▸ OBJECTIVE: Copy out every line that contains "Congressional".

━━━ EXERCISE MATERIAL

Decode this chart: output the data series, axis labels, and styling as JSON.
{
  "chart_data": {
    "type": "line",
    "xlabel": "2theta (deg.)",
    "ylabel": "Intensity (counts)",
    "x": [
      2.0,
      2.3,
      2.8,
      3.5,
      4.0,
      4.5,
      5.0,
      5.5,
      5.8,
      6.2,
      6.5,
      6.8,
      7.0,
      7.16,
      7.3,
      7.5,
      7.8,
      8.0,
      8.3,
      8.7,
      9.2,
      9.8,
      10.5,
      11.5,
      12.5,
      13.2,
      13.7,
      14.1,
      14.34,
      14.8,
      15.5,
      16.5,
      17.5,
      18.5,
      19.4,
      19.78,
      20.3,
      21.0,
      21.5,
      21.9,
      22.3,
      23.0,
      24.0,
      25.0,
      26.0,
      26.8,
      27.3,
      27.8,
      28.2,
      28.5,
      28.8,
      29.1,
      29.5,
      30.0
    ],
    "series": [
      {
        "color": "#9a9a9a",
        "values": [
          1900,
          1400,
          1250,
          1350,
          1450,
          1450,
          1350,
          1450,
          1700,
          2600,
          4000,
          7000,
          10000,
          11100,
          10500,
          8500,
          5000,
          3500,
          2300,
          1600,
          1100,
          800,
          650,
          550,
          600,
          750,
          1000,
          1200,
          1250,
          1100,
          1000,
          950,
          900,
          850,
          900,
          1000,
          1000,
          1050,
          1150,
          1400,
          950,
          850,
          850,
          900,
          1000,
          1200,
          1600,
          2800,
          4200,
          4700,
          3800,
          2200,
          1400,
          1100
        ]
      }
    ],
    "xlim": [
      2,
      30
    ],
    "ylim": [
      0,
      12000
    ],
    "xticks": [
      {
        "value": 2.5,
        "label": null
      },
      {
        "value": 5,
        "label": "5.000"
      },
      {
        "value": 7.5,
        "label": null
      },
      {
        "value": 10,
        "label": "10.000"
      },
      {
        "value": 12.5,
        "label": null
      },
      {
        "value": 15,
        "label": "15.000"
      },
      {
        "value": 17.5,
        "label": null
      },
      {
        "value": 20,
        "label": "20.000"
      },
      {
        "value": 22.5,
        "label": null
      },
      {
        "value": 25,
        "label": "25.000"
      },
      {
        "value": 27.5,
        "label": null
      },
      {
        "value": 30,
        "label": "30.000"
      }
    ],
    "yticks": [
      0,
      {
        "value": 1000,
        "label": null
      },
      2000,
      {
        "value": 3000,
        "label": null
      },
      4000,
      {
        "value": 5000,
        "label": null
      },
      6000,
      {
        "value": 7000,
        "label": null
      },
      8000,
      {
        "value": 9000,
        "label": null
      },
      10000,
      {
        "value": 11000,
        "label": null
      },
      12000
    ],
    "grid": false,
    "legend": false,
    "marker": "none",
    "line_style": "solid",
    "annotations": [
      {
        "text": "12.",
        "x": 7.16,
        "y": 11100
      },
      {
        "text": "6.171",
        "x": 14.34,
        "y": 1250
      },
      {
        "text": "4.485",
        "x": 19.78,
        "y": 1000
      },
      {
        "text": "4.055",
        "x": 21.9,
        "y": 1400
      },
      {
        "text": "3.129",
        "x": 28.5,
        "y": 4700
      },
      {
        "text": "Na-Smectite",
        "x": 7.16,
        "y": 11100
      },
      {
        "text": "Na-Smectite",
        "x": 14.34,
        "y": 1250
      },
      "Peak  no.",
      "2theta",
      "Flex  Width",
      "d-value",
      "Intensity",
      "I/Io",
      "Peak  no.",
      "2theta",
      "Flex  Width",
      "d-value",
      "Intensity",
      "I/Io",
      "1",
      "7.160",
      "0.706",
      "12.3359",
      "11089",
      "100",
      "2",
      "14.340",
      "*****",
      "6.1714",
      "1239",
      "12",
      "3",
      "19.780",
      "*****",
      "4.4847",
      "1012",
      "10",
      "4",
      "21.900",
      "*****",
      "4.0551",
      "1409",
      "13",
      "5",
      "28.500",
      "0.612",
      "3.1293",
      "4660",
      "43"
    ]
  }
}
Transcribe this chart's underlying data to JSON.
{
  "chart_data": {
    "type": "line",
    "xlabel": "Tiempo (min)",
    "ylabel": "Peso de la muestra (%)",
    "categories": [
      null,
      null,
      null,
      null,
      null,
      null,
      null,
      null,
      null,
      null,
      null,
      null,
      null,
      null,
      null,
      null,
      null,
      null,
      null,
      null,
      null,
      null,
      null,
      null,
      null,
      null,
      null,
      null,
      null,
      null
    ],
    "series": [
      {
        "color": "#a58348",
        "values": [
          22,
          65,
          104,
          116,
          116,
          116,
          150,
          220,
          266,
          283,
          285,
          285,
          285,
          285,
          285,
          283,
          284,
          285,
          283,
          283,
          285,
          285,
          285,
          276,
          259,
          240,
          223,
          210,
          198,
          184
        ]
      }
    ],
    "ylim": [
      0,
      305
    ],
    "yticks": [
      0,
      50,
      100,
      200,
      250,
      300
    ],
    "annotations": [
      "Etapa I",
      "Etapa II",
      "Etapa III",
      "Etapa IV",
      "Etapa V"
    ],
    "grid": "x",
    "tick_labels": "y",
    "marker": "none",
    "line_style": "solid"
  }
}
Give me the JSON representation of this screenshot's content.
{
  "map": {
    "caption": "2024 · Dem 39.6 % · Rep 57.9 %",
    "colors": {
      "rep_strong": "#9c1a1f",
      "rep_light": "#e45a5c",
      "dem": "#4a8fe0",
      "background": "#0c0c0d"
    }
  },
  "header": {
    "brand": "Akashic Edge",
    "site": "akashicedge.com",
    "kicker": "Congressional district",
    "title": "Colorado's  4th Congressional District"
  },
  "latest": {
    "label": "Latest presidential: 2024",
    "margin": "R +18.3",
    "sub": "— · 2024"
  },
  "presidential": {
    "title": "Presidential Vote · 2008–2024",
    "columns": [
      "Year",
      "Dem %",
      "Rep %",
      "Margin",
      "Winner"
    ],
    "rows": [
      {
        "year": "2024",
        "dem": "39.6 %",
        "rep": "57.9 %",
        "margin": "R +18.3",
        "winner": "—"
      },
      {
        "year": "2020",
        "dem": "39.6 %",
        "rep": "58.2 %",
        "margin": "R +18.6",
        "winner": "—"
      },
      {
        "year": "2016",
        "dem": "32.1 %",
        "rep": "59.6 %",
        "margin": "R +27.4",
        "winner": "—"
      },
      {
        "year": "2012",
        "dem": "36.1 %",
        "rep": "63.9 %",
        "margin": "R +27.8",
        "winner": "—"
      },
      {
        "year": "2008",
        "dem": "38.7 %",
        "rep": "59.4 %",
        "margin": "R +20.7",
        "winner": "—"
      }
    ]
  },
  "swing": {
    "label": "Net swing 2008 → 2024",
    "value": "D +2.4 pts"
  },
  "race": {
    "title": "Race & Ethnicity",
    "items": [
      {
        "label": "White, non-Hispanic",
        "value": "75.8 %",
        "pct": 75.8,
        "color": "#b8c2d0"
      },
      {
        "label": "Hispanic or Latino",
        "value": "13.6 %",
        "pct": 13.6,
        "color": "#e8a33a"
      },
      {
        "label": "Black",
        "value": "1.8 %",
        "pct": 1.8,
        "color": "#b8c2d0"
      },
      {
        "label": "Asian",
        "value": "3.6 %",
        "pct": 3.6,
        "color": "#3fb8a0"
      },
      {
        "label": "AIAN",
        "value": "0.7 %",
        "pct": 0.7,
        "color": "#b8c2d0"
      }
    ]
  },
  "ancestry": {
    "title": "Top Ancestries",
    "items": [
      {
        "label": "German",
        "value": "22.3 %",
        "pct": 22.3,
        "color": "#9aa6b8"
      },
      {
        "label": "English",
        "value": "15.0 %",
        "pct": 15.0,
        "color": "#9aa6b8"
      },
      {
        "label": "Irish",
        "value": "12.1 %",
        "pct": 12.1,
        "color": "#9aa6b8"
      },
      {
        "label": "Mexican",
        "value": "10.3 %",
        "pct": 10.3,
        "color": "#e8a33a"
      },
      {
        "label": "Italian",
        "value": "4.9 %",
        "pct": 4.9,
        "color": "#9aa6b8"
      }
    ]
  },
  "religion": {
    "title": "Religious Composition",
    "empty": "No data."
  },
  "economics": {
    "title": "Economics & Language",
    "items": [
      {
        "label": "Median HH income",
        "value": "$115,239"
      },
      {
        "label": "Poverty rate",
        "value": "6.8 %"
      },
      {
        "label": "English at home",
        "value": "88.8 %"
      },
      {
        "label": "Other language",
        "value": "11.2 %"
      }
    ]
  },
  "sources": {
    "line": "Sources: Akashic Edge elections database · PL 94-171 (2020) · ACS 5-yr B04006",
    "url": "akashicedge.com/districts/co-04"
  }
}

━━━━━━

▸ SOLUTION FOR THIS TASK:
    "kicker": "Congressional district",
    "title": "Colorado's  4th Congressional District"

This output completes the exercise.